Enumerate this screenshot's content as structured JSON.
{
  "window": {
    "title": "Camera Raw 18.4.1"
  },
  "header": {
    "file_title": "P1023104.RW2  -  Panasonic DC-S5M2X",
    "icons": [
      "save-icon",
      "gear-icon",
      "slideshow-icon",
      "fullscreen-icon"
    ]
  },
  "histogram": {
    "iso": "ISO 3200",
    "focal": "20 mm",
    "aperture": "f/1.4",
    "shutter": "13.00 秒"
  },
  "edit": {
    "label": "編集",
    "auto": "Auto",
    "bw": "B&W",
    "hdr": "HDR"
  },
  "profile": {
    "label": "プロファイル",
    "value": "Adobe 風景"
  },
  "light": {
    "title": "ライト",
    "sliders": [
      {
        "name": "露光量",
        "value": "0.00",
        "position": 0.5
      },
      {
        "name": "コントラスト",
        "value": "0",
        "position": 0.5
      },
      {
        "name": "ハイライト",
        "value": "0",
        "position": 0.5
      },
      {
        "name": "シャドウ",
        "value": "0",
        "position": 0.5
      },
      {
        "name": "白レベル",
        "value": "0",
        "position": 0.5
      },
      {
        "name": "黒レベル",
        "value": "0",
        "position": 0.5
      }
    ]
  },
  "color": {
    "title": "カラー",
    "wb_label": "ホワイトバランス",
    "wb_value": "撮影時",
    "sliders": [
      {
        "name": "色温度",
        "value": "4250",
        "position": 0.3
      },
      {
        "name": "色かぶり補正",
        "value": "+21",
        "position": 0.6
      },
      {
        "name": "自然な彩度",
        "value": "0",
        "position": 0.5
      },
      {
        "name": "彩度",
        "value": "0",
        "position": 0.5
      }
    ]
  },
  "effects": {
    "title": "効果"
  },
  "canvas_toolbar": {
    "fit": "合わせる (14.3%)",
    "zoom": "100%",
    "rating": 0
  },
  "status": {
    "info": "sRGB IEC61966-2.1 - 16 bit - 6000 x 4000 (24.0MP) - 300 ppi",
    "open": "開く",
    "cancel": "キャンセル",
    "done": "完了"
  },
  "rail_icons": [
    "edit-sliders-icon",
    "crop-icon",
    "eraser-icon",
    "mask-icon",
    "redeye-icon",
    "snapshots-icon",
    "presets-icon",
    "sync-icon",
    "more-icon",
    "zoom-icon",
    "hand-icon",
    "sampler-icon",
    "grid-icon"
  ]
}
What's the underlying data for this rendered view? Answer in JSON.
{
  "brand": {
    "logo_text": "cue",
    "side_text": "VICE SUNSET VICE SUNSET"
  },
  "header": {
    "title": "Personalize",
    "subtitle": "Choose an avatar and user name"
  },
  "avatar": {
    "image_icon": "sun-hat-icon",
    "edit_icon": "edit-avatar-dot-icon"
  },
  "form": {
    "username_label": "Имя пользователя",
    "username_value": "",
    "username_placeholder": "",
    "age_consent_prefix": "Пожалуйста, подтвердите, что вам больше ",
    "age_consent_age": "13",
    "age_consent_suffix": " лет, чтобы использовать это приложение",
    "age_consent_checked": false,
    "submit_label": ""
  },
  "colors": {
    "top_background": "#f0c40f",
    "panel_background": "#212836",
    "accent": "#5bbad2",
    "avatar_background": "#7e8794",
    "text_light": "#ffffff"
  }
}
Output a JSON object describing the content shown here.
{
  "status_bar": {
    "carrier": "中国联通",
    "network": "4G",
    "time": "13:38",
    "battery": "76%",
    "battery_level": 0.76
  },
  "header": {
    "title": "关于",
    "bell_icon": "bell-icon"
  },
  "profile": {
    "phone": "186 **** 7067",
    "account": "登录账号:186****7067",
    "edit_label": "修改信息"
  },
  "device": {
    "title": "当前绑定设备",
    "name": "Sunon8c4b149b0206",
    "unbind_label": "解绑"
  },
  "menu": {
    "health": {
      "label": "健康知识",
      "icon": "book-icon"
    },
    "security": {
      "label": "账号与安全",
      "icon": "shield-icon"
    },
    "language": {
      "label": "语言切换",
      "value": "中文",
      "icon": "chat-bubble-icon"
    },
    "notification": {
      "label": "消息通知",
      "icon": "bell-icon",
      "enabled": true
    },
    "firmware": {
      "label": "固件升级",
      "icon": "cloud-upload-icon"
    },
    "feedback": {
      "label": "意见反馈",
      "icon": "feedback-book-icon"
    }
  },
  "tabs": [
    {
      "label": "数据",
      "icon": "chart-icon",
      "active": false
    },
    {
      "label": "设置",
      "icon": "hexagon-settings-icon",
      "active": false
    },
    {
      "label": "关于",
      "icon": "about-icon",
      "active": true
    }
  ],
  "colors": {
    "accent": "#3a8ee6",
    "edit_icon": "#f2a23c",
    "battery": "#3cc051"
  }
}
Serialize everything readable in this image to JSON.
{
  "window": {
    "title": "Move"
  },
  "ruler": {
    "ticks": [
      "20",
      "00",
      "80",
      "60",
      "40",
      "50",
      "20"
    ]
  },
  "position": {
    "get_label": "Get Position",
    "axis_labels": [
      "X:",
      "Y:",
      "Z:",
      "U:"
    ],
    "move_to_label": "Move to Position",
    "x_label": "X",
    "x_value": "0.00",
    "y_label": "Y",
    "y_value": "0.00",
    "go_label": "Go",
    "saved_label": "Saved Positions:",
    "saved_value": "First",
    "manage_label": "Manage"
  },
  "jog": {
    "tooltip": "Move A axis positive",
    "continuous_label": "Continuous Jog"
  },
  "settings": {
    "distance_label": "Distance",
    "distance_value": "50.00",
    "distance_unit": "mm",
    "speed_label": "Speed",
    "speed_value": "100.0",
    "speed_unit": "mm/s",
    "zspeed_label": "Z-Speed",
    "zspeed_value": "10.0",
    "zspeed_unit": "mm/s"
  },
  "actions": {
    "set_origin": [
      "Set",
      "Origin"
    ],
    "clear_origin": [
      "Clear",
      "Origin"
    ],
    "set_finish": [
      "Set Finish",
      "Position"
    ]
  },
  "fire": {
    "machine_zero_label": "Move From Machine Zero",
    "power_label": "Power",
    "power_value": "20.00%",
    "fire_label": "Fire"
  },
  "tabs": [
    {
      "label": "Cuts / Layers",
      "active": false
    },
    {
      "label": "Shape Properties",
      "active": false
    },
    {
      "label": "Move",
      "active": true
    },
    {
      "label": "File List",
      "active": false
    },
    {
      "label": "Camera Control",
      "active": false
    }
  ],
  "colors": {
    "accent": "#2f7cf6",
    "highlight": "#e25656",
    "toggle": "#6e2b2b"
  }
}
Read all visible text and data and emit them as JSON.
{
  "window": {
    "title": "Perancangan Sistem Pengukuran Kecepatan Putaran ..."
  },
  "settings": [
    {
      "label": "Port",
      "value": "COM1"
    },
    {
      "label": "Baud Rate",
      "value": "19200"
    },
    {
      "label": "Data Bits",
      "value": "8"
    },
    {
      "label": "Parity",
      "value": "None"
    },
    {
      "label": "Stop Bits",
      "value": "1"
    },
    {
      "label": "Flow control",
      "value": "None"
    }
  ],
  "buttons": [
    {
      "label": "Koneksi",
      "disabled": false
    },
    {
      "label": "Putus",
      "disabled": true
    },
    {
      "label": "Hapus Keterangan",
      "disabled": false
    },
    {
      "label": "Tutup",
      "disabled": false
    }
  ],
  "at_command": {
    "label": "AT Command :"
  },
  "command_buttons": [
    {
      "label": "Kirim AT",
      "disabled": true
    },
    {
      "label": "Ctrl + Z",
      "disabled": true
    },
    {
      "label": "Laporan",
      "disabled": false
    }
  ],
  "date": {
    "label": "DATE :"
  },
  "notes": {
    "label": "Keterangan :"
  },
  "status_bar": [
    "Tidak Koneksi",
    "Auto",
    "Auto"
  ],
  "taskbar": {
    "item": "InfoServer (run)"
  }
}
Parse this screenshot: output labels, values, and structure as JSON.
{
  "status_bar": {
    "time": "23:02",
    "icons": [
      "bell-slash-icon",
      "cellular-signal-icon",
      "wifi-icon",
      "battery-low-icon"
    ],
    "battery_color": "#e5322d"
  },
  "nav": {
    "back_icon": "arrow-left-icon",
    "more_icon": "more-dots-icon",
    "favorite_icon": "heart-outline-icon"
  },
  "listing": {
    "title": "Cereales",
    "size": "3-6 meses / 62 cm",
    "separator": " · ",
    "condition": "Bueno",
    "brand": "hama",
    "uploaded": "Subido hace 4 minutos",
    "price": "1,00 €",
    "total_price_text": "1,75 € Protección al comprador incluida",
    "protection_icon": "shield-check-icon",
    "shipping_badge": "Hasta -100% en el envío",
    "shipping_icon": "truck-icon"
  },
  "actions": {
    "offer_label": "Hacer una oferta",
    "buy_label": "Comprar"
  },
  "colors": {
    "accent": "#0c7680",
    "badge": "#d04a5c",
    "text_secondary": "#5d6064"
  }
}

● ● ●

● **PROBLEM REQUIREMENTS**
Report back each line of the entries that holds the string "this".

● **COMPLETE OUTPUT**
Enumerate this screenshot's content as structured JSON.
What's the underlying data for this rendered view? Answer in JSON.
Serialize everything readable in this image to JSON.
Parse this screenshot: output labels, values, and structure as JSON.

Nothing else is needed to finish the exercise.